### What you will do
Copy each line of the data below exactly, leaving out pictures.

(Records contained in a dataset)
________

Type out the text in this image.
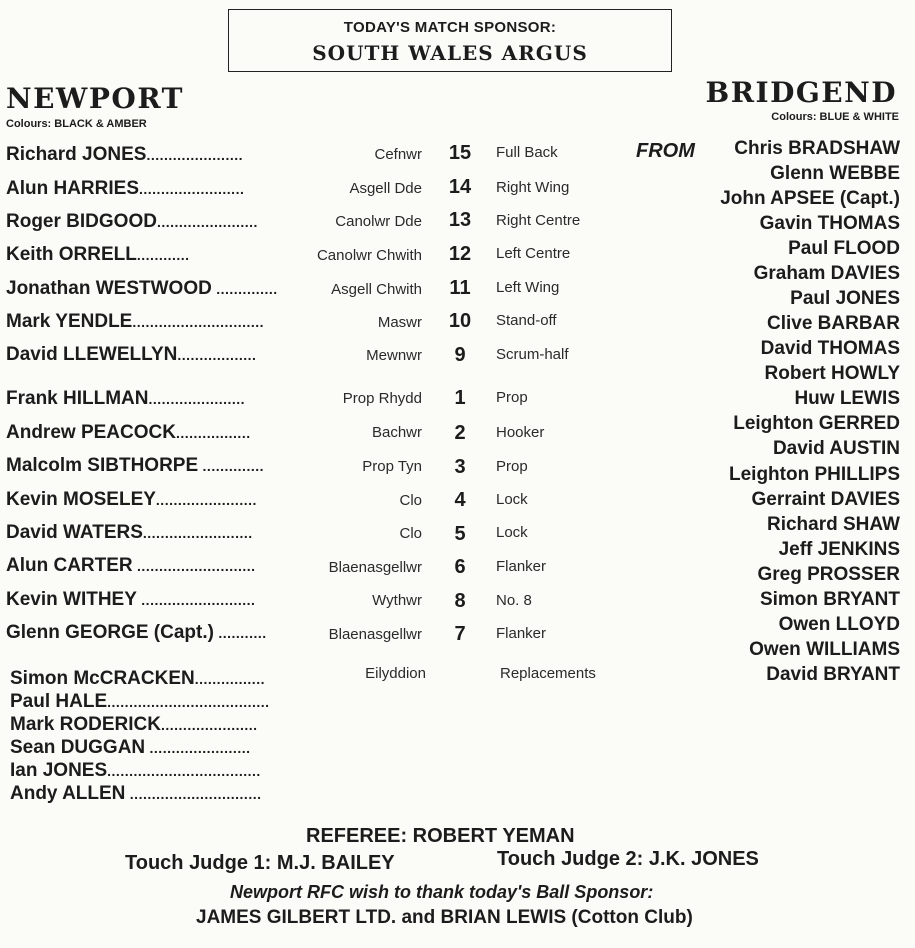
TODAY'S MATCH SPONSOR:
SOUTH WALES ARGUS
NEWPORT
Colours: BLACK & AMBER
BRIDGEND
Colours: BLUE & WHITE
Richard JONES......................	Cefnwr	15	Full Back
Alun HARRIES........................	Asgell Dde	14	Right Wing
Roger BIDGOOD.......................	Canolwr Dde	13	Right Centre
Keith ORRELL............	Canolwr Chwith	12	Left Centre
Jonathan WESTWOOD ..............	Asgell Chwith	11	Left Wing
Mark YENDLE..............................	Maswr	10	Stand-off
David LLEWELLYN..................	Mewnwr	9	Scrum-half
Frank HILLMAN......................	Prop Rhydd	1	Prop
Andrew PEACOCK.................	Bachwr	2	Hooker
Malcolm SIBTHORPE ..............	Prop Tyn	3	Prop
Kevin MOSELEY.......................	Clo	4	Lock
David WATERS.........................	Clo	5	Lock
Alun CARTER ...........................	Blaenasgellwr	6	Flanker
Kevin WITHEY ..........................	Wythwr	8	No. 8
Glenn GEORGE (Capt.) ...........	Blaenasgellwr	7	Flanker
Eilyddion	Replacements
Simon McCRACKEN................
Paul HALE.....................................
Mark RODERICK......................
Sean DUGGAN .......................
Ian JONES...................................
Andy ALLEN ..............................
FROM	Chris BRADSHAW
Glenn WEBBE
John APSEE (Capt.)
Gavin THOMAS
Paul FLOOD
Graham DAVIES
Paul JONES
Clive BARBAR
David THOMAS
Robert HOWLY
Huw LEWIS
Leighton GERRED
David AUSTIN
Leighton PHILLIPS
Gerraint DAVIES
Richard SHAW
Jeff JENKINS
Greg PROSSER
Simon BRYANT
Owen LLOYD
Owen WILLIAMS
David BRYANT
REFEREE: ROBERT YEMAN
Touch Judge 1: M.J. BAILEY	Touch Judge 2: J.K. JONES
Newport RFC wish to thank today's Ball Sponsor:
JAMES GILBERT LTD. and BRIAN LEWIS (Cotton Club)
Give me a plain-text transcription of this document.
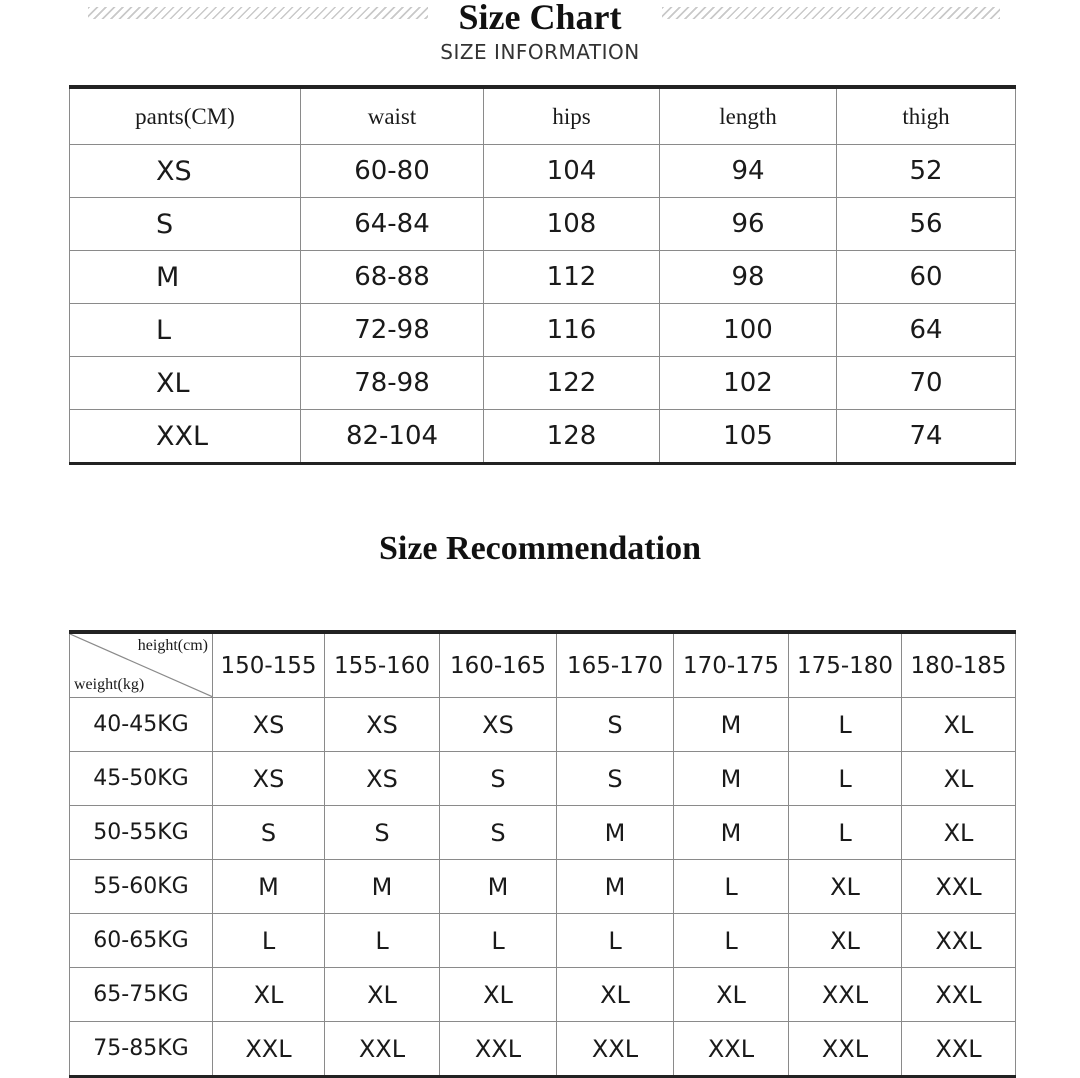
Size Chart
SIZE INFORMATION
pants(CM)	waist	hips	length	thigh
XS	60-80	104	94	52
S	64-84	108	96	56
M	68-88	112	98	60
L	72-98	116	100	64
XL	78-98	122	102	70
XXL	82-104	128	105	74
Size Recommendation
height(cm)
weight(kg)	150-155	155-160	160-165	165-170	170-175	175-180	180-185
40-45KG	XS	XS	XS	S	M	L	XL
45-50KG	XS	XS	S	S	M	L	XL
50-55KG	S	S	S	M	M	L	XL
55-60KG	M	M	M	M	L	XL	XXL
60-65KG	L	L	L	L	L	XL	XXL
65-75KG	XL	XL	XL	XL	XL	XXL	XXL
75-85KG	XXL	XXL	XXL	XXL	XXL	XXL	XXL
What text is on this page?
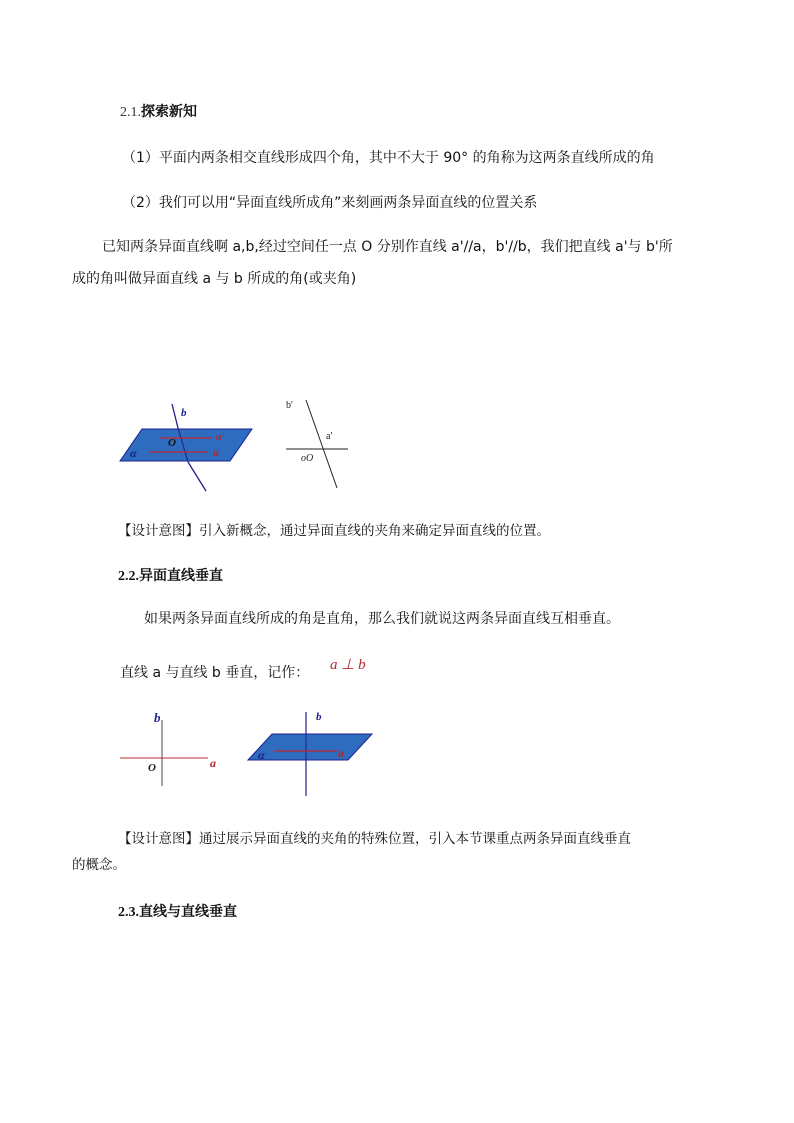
2.1.探索新知
（1）平面内两条相交直线形成四个角，其中不大于 90° 的角称为这两条直线所成的角
（2）我们可以用“异面直线所成角”来刻画两条异面直线的位置关系
已知两条异面直线啊 a,b,经过空间任一点 O 分别作直线 a'//a，b'//b，我们把直线 a'与 b'所
成的角叫做异面直线 a 与 b 所成的角(或夹角)
b
O	a'
a
α
b'
a'
oO
【设计意图】引入新概念，通过异面直线的夹角来确定异面直线的位置。
2.2.异面直线垂直
如果两条异面直线所成的角是直角，那么我们就说这两条异面直线互相垂直。
直线 a 与直线 b 垂直，记作： a ⊥ b
b
O	a
b
α	a
【设计意图】通过展示异面直线的夹角的特殊位置，引入本节课重点两条异面直线垂直
的概念。
2.3.直线与直线垂直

________

### Task result
Type out the text in this image.
TODAY'S MATCH SPONSOR:
SOUTH WALES ARGUS
NEWPORT
Colours: BLACK & AMBER
BRIDGEND
Colours: BLUE & WHITE
Richard JONES......................	Cefnwr	15	Full Back
Alun HARRIES........................	Asgell Dde	14	Right Wing
Roger BIDGOOD.......................	Canolwr Dde	13	Right Centre
Keith ORRELL............	Canolwr Chwith	12	Left Centre
Jonathan WESTWOOD ..............	Asgell Chwith	11	Left Wing
Mark YENDLE..............................	Maswr	10	Stand-off
David LLEWELLYN..................	Mewnwr	9	Scrum-half
Frank HILLMAN......................	Prop Rhydd	1	Prop
Andrew PEACOCK.................	Bachwr	2	Hooker
Malcolm SIBTHORPE ..............	Prop Tyn	3	Prop
Kevin MOSELEY.......................	Clo	4	Lock
David WATERS.........................	Clo	5	Lock
Alun CARTER ...........................	Blaenasgellwr	6	Flanker
Kevin WITHEY ..........................	Wythwr	8	No. 8
Glenn GEORGE (Capt.) ...........	Blaenasgellwr	7	Flanker
Eilyddion	Replacements
Simon McCRACKEN................
Paul HALE.....................................
Mark RODERICK......................
Sean DUGGAN .......................
Ian JONES...................................
Andy ALLEN ..............................
FROM	Chris BRADSHAW
Glenn WEBBE
John APSEE (Capt.)
Gavin THOMAS
Paul FLOOD
Graham DAVIES
Paul JONES
Clive BARBAR
David THOMAS
Robert HOWLY
Huw LEWIS
Leighton GERRED
David AUSTIN
Leighton PHILLIPS
Gerraint DAVIES
Richard SHAW
Jeff JENKINS
Greg PROSSER
Simon BRYANT
Owen LLOYD
Owen WILLIAMS
David BRYANT
REFEREE: ROBERT YEMAN
Touch Judge 1: M.J. BAILEY	Touch Judge 2: J.K. JONES
Newport RFC wish to thank today's Ball Sponsor:
JAMES GILBERT LTD. and BRIAN LEWIS (Cotton Club)
Give me a plain-text transcription of this document.
Size Chart
SIZE INFORMATION
pants(CM)	waist	hips	length	thigh
XS	60-80	104	94	52
S	64-84	108	96	56
M	68-88	112	98	60
L	72-98	116	100	64
XL	78-98	122	102	70
XXL	82-104	128	105	74
Size Recommendation
height(cm)
weight(kg)	150-155	155-160	160-165	165-170	170-175	175-180	180-185
40-45KG	XS	XS	XS	S	M	L	XL
45-50KG	XS	XS	S	S	M	L	XL
50-55KG	S	S	S	M	M	L	XL
55-60KG	M	M	M	M	L	XL	XXL
60-65KG	L	L	L	L	L	XL	XXL
65-75KG	XL	XL	XL	XL	XL	XXL	XXL
75-85KG	XXL	XXL	XXL	XXL	XXL	XXL	XXL
What text is on this page?
2.1.探索新知
（1）平面内两条相交直线形成四个角，其中不大于 90° 的角称为这两条直线所成的角
（2）我们可以用“异面直线所成角”来刻画两条异面直线的位置关系
已知两条异面直线啊 a,b,经过空间任一点 O 分别作直线 a'//a，b'//b，我们把直线 a'与 b'所
成的角叫做异面直线 a 与 b 所成的角(或夹角)
b
O	a'
a
α
b'
a'
oO
【设计意图】引入新概念，通过异面直线的夹角来确定异面直线的位置。
2.2.异面直线垂直
如果两条异面直线所成的角是直角，那么我们就说这两条异面直线互相垂直。
直线 a 与直线 b 垂直，记作： a ⊥ b
b
O	a
b
α	a
【设计意图】通过展示异面直线的夹角的特殊位置，引入本节课重点两条异面直线垂直
的概念。
2.3.直线与直线垂直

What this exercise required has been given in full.